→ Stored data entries

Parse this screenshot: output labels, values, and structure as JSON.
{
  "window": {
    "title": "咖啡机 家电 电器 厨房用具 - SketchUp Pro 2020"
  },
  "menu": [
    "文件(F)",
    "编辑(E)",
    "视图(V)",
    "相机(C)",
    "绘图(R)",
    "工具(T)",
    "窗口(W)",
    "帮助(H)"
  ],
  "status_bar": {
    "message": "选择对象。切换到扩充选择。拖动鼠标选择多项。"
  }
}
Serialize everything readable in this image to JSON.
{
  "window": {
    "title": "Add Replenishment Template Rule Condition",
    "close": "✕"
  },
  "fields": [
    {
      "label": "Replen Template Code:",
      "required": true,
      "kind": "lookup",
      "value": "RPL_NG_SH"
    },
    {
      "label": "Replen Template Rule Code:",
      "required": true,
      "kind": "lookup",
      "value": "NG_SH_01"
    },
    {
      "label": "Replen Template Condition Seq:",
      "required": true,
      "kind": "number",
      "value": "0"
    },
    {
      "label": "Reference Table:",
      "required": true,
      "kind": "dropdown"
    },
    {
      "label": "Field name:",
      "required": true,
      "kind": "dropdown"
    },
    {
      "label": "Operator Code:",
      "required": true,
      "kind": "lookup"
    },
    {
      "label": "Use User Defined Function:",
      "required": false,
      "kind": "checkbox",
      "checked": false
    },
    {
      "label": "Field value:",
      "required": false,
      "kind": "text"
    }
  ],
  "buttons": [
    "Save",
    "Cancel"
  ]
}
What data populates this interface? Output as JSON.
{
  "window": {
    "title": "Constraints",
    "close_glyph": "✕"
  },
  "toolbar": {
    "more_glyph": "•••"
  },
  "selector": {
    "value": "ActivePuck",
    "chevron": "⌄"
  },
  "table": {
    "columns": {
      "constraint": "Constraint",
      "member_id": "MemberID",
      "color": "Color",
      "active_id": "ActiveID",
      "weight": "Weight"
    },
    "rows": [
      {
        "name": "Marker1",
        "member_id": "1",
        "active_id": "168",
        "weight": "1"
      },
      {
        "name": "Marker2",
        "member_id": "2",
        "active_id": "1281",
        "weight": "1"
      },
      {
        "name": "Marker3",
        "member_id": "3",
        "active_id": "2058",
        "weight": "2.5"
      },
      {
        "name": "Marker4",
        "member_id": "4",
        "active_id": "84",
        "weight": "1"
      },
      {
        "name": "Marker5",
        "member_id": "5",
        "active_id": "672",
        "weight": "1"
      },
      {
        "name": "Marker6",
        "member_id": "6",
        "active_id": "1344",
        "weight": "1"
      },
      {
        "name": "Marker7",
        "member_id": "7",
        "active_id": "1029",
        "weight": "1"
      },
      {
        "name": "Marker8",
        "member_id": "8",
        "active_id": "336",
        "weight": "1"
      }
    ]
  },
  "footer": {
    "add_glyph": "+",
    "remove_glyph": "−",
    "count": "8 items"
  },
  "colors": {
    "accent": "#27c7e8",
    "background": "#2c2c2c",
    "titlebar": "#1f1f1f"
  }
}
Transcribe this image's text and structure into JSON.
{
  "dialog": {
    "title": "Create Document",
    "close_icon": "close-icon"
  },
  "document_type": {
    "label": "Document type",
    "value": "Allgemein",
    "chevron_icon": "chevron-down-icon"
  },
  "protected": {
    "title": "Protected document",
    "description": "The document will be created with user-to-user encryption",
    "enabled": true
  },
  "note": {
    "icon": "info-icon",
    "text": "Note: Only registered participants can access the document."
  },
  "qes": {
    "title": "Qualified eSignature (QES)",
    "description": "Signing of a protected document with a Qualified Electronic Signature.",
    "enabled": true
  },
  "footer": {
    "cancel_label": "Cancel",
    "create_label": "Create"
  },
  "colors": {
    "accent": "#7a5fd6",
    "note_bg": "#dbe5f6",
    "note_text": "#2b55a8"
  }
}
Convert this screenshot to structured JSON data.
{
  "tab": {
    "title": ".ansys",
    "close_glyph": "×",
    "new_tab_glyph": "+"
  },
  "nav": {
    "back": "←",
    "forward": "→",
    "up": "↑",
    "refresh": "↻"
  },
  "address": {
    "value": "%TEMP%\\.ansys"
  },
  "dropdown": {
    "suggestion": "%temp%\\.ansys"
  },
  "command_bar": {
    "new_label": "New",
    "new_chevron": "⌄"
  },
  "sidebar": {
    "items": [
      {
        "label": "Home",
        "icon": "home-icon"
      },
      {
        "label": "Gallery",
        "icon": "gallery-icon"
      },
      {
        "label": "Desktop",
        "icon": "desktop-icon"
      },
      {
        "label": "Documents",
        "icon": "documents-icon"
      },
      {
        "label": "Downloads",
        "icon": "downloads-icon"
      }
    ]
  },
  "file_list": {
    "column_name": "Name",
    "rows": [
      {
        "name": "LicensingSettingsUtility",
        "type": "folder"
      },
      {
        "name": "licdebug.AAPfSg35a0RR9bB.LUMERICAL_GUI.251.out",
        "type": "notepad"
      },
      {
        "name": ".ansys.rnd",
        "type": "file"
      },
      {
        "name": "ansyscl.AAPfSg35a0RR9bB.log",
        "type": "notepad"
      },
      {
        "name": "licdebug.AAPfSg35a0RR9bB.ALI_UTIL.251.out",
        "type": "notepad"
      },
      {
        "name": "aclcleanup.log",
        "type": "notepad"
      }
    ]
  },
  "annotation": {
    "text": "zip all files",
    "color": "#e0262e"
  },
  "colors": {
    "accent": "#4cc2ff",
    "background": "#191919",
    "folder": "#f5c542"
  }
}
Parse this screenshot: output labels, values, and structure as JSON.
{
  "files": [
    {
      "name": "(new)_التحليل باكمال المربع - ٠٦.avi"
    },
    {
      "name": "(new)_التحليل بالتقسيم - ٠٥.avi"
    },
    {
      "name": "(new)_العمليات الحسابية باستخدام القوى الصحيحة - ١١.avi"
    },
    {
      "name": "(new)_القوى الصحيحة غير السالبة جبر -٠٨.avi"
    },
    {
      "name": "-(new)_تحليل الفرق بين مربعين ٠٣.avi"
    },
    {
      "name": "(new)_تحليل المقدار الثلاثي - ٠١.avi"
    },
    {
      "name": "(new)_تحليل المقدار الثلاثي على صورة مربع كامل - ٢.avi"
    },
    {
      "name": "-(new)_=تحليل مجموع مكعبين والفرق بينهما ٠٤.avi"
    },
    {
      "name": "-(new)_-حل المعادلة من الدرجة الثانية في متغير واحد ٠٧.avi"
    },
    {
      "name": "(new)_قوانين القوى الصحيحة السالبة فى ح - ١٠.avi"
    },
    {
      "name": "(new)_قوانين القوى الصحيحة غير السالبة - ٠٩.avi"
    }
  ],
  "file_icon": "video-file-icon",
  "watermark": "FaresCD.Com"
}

→ DIRECTIONS
Would you reproduce all the entries exactly?

→ RESPONSE
Parse this screenshot: output labels, values, and structure as JSON.
{
  "window": {
    "title": "咖啡机 家电 电器 厨房用具 - SketchUp Pro 2020"
  },
  "menu": [
    "文件(F)",
    "编辑(E)",
    "视图(V)",
    "相机(C)",
    "绘图(R)",
    "工具(T)",
    "窗口(W)",
    "帮助(H)"
  ],
  "status_bar": {
    "message": "选择对象。切换到扩充选择。拖动鼠标选择多项。"
  }
}
Serialize everything readable in this image to JSON.
{
  "window": {
    "title": "Add Replenishment Template Rule Condition",
    "close": "✕"
  },
  "fields": [
    {
      "label": "Replen Template Code:",
      "required": true,
      "kind": "lookup",
      "value": "RPL_NG_SH"
    },
    {
      "label": "Replen Template Rule Code:",
      "required": true,
      "kind": "lookup",
      "value": "NG_SH_01"
    },
    {
      "label": "Replen Template Condition Seq:",
      "required": true,
      "kind": "number",
      "value": "0"
    },
    {
      "label": "Reference Table:",
      "required": true,
      "kind": "dropdown"
    },
    {
      "label": "Field name:",
      "required": true,
      "kind": "dropdown"
    },
    {
      "label": "Operator Code:",
      "required": true,
      "kind": "lookup"
    },
    {
      "label": "Use User Defined Function:",
      "required": false,
      "kind": "checkbox",
      "checked": false
    },
    {
      "label": "Field value:",
      "required": false,
      "kind": "text"
    }
  ],
  "buttons": [
    "Save",
    "Cancel"
  ]
}
What data populates this interface? Output as JSON.
{
  "window": {
    "title": "Constraints",
    "close_glyph": "✕"
  },
  "toolbar": {
    "more_glyph": "•••"
  },
  "selector": {
    "value": "ActivePuck",
    "chevron": "⌄"
  },
  "table": {
    "columns": {
      "constraint": "Constraint",
      "member_id": "MemberID",
      "color": "Color",
      "active_id": "ActiveID",
      "weight": "Weight"
    },
    "rows": [
      {
        "name": "Marker1",
        "member_id": "1",
        "active_id": "168",
        "weight": "1"
      },
      {
        "name": "Marker2",
        "member_id": "2",
        "active_id": "1281",
        "weight": "1"
      },
      {
        "name": "Marker3",
        "member_id": "3",
        "active_id": "2058",
        "weight": "2.5"
      },
      {
        "name": "Marker4",
        "member_id": "4",
        "active_id": "84",
        "weight": "1"
      },
      {
        "name": "Marker5",
        "member_id": "5",
        "active_id": "672",
        "weight": "1"
      },
      {
        "name": "Marker6",
        "member_id": "6",
        "active_id": "1344",
        "weight": "1"
      },
      {
        "name": "Marker7",
        "member_id": "7",
        "active_id": "1029",
        "weight": "1"
      },
      {
        "name": "Marker8",
        "member_id": "8",
        "active_id": "336",
        "weight": "1"
      }
    ]
  },
  "footer": {
    "add_glyph": "+",
    "remove_glyph": "−",
    "count": "8 items"
  },
  "colors": {
    "accent": "#27c7e8",
    "background": "#2c2c2c",
    "titlebar": "#1f1f1f"
  }
}
Transcribe this image's text and structure into JSON.
{
  "dialog": {
    "title": "Create Document",
    "close_icon": "close-icon"
  },
  "document_type": {
    "label": "Document type",
    "value": "Allgemein",
    "chevron_icon": "chevron-down-icon"
  },
  "protected": {
    "title": "Protected document",
    "description": "The document will be created with user-to-user encryption",
    "enabled": true
  },
  "note": {
    "icon": "info-icon",
    "text": "Note: Only registered participants can access the document."
  },
  "qes": {
    "title": "Qualified eSignature (QES)",
    "description": "Signing of a protected document with a Qualified Electronic Signature.",
    "enabled": true
  },
  "footer": {
    "cancel_label": "Cancel",
    "create_label": "Create"
  },
  "colors": {
    "accent": "#7a5fd6",
    "note_bg": "#dbe5f6",
    "note_text": "#2b55a8"
  }
}
Convert this screenshot to structured JSON data.
{
  "tab": {
    "title": ".ansys",
    "close_glyph": "×",
    "new_tab_glyph": "+"
  },
  "nav": {
    "back": "←",
    "forward": "→",
    "up": "↑",
    "refresh": "↻"
  },
  "address": {
    "value": "%TEMP%\\.ansys"
  },
  "dropdown": {
    "suggestion": "%temp%\\.ansys"
  },
  "command_bar": {
    "new_label": "New",
    "new_chevron": "⌄"
  },
  "sidebar": {
    "items": [
      {
        "label": "Home",
        "icon": "home-icon"
      },
      {
        "label": "Gallery",
        "icon": "gallery-icon"
      },
      {
        "label": "Desktop",
        "icon": "desktop-icon"
      },
      {
        "label": "Documents",
        "icon": "documents-icon"
      },
      {
        "label": "Downloads",
        "icon": "downloads-icon"
      }
    ]
  },
  "file_list": {
    "column_name": "Name",
    "rows": [
      {
        "name": "LicensingSettingsUtility",
        "type": "folder"
      },
      {
        "name": "licdebug.AAPfSg35a0RR9bB.LUMERICAL_GUI.251.out",
        "type": "notepad"
      },
      {
        "name": ".ansys.rnd",
        "type": "file"
      },
      {
        "name": "ansyscl.AAPfSg35a0RR9bB.log",
        "type": "notepad"
      },
      {
        "name": "licdebug.AAPfSg35a0RR9bB.ALI_UTIL.251.out",
        "type": "notepad"
      },
      {
        "name": "aclcleanup.log",
        "type": "notepad"
      }
    ]
  },
  "annotation": {
    "text": "zip all files",
    "color": "#e0262e"
  },
  "colors": {
    "accent": "#4cc2ff",
    "background": "#191919",
    "folder": "#f5c542"
  }
}
Parse this screenshot: output labels, values, and structure as JSON.
{
  "files": [
    {
      "name": "(new)_التحليل باكمال المربع - ٠٦.avi"
    },
    {
      "name": "(new)_التحليل بالتقسيم - ٠٥.avi"
    },
    {
      "name": "(new)_العمليات الحسابية باستخدام القوى الصحيحة - ١١.avi"
    },
    {
      "name": "(new)_القوى الصحيحة غير السالبة جبر -٠٨.avi"
    },
    {
      "name": "-(new)_تحليل الفرق بين مربعين ٠٣.avi"
    },
    {
      "name": "(new)_تحليل المقدار الثلاثي - ٠١.avi"
    },
    {
      "name": "(new)_تحليل المقدار الثلاثي على صورة مربع كامل - ٢.avi"
    },
    {
      "name": "-(new)_=تحليل مجموع مكعبين والفرق بينهما ٠٤.avi"
    },
    {
      "name": "-(new)_-حل المعادلة من الدرجة الثانية في متغير واحد ٠٧.avi"
    },
    {
      "name": "(new)_قوانين القوى الصحيحة السالبة فى ح - ١٠.avi"
    },
    {
      "name": "(new)_قوانين القوى الصحيحة غير السالبة - ٠٩.avi"
    }
  ],
  "file_icon": "video-file-icon",
  "watermark": "FaresCD.Com"
}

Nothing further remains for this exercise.